(Collected data)
####

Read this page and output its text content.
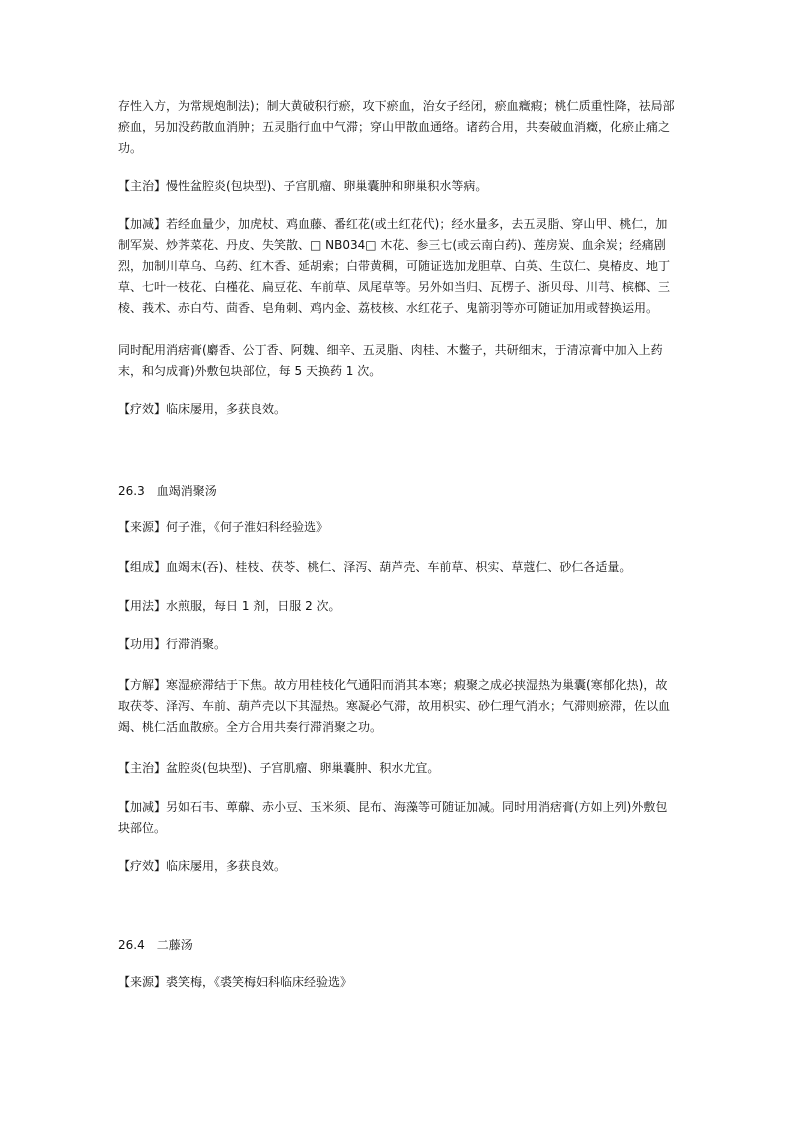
存性入方，为常规炮制法)；制大黄破积行瘀，攻下瘀血，治女子经闭，瘀血癥瘕；桃仁质重性降，祛局部瘀血，另加没药散血消肿；五灵脂行血中气滞；穿山甲散血通络。诸药合用，共奏破血消癥，化瘀止痛之功。

【主治】慢性盆腔炎(包块型)、子宫肌瘤、卵巢囊肿和卵巢积水等病。

【加减】若经血量少，加虎杖、鸡血藤、番红花(或土红花代)；经水量多，去五灵脂、穿山甲、桃仁，加制军炭、炒荠菜花、丹皮、失笑散、□ NB034□ 木花、参三七(或云南白药)、莲房炭、血余炭；经痛剧烈，加制川草乌、乌药、红木香、延胡索；白带黄稠，可随证选加龙胆草、白英、生苡仁、臭椿皮、地丁草、七叶一枝花、白槿花、扁豆花、车前草、凤尾草等。另外如当归、瓦楞子、浙贝母、川芎、槟榔、三棱、莪术、赤白芍、茴香、皂角刺、鸡内金、荔枝核、水红花子、鬼箭羽等亦可随证加用或替换运用。

同时配用消痞膏(麝香、公丁香、阿魏、细辛、五灵脂、肉桂、木鳖子，共研细末，于清凉膏中加入上药末，和匀成膏)外敷包块部位，每 5 天换药 1 次。

【疗效】临床屡用，多获良效。

26.3　血竭消聚汤

【来源】何子淮，《何子淮妇科经验选》

【组成】血竭末(吞)、桂枝、茯苓、桃仁、泽泻、葫芦壳、车前草、枳实、草蔻仁、砂仁各适量。

【用法】水煎服，每日 1 剂，日服 2 次。

【功用】行滞消聚。

【方解】寒湿瘀滞结于下焦。故方用桂枝化气通阳而消其本寒；瘕聚之成必挟湿热为巢囊(寒郁化热)，故取茯苓、泽泻、车前、葫芦壳以下其湿热。寒凝必气滞，故用枳实、砂仁理气消水；气滞则瘀滞，佐以血竭、桃仁活血散瘀。全方合用共奏行滞消聚之功。

【主治】盆腔炎(包块型)、子宫肌瘤、卵巢囊肿、积水尤宜。

【加减】另如石韦、萆薢、赤小豆、玉米须、昆布、海藻等可随证加减。同时用消痞膏(方如上列)外敷包块部位。

【疗效】临床屡用，多获良效。

26.4　二藤汤

【来源】裘笑梅，《裘笑梅妇科临床经验选》
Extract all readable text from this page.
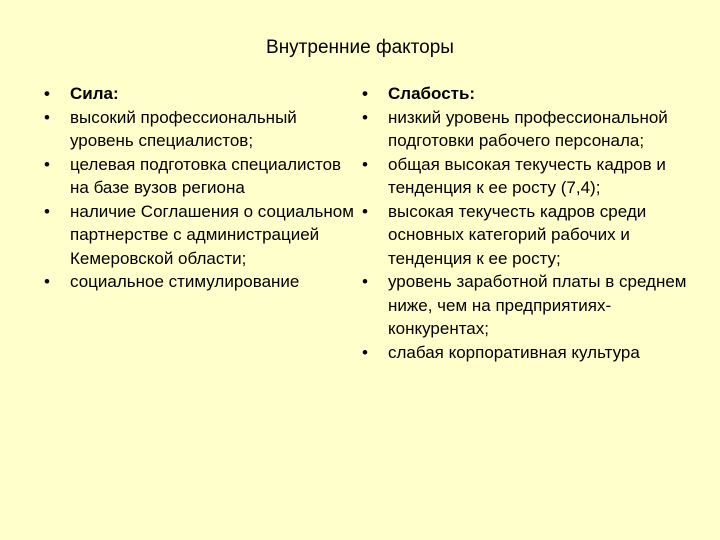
Внутренние факторы
• Сила:
• высокий профессиональный уровень специалистов;
• целевая подготовка специалистов на базе вузов региона
• наличие Соглашения о социальном партнерстве с администрацией Кемеровской области;
• социальное стимулирование
• Слабость:
• низкий уровень профессиональной подготовки рабочего персонала;
• общая высокая текучесть кадров и тенденция к ее росту (7,4);
• высокая текучесть кадров среди основных категорий рабочих и тенденция к ее росту;
• уровень заработной платы в среднем ниже, чем на предприятиях-конкурентах;
• слабая корпоративная культура
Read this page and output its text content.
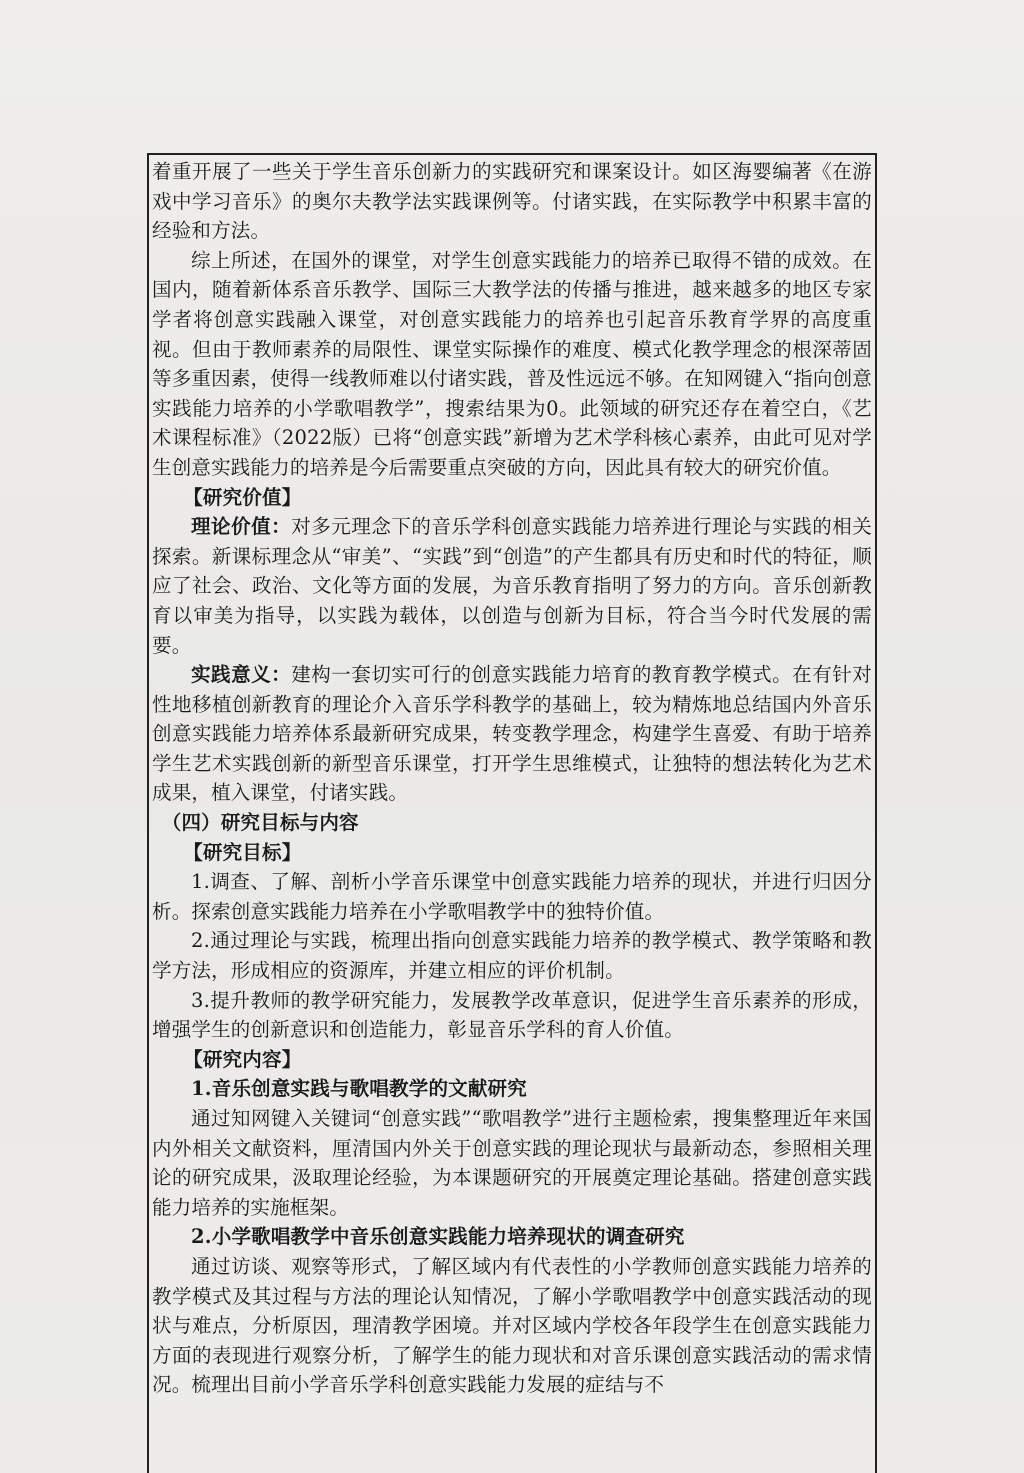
着重开展了一些关于学生音乐创新力的实践研究和课案设计。如区海婴编著《在游戏中学习音乐》的奥尔夫教学法实践课例等。付诸实践，在实际教学中积累丰富的经验和方法。

综上所述，在国外的课堂，对学生创意实践能力的培养已取得不错的成效。在国内，随着新体系音乐教学、国际三大教学法的传播与推进，越来越多的地区专家学者将创意实践融入课堂，对创意实践能力的培养也引起音乐教育学界的高度重视。但由于教师素养的局限性、课堂实际操作的难度、模式化教学理念的根深蒂固等多重因素，使得一线教师难以付诸实践，普及性远远不够。在知网键入“指向创意实践能力培养的小学歌唱教学”，搜索结果为0。此领域的研究还存在着空白，《艺术课程标准》（2022版）已将“创意实践”新增为艺术学科核心素养，由此可见对学生创意实践能力的培养是今后需要重点突破的方向，因此具有较大的研究价值。

【研究价值】

理论价值：对多元理念下的音乐学科创意实践能力培养进行理论与实践的相关探索。新课标理念从“审美”、“实践”到“创造”的产生都具有历史和时代的特征，顺应了社会、政治、文化等方面的发展，为音乐教育指明了努力的方向。音乐创新教育以审美为指导，以实践为载体，以创造与创新为目标，符合当今时代发展的需要。

实践意义：建构一套切实可行的创意实践能力培育的教育教学模式。在有针对性地移植创新教育的理论介入音乐学科教学的基础上，较为精炼地总结国内外音乐创意实践能力培养体系最新研究成果，转变教学理念，构建学生喜爱、有助于培养学生艺术实践创新的新型音乐课堂，打开学生思维模式，让独特的想法转化为艺术成果，植入课堂，付诸实践。

（四）研究目标与内容

【研究目标】

1.调查、了解、剖析小学音乐课堂中创意实践能力培养的现状，并进行归因分析。探索创意实践能力培养在小学歌唱教学中的独特价值。

2.通过理论与实践，梳理出指向创意实践能力培养的教学模式、教学策略和教学方法，形成相应的资源库，并建立相应的评价机制。

3.提升教师的教学研究能力，发展教学改革意识，促进学生音乐素养的形成，增强学生的创新意识和创造能力，彰显音乐学科的育人价值。

【研究内容】

1.音乐创意实践与歌唱教学的文献研究

通过知网键入关键词“创意实践”“歌唱教学”进行主题检索，搜集整理近年来国内外相关文献资料，厘清国内外关于创意实践的理论现状与最新动态，参照相关理论的研究成果，汲取理论经验，为本课题研究的开展奠定理论基础。搭建创意实践能力培养的实施框架。

2.小学歌唱教学中音乐创意实践能力培养现状的调查研究

通过访谈、观察等形式，了解区域内有代表性的小学教师创意实践能力培养的教学模式及其过程与方法的理论认知情况，了解小学歌唱教学中创意实践活动的现状与难点，分析原因，理清教学困境。并对区域内学校各年段学生在创意实践能力方面的表现进行观察分析，了解学生的能力现状和对音乐课创意实践活动的需求情况。梳理出目前小学音乐学科创意实践能力发展的症结与不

####

> WHAT IS BEING ASKED
Filter the records for lines holding the string "外敷包块部位". Copy each one.

> RESULT
同时配用消痞膏(麝香、公丁香、阿魏、细辛、五灵脂、肉桂、木鳖子，共研细末，于清凉膏中加入上药末，和匀成膏)外敷包块部位，每 5 天换药 1 次。
【加减】另如石韦、萆薢、赤小豆、玉米须、昆布、海藻等可随证加减。同时用消痞膏(方如上列)外敷包块部位。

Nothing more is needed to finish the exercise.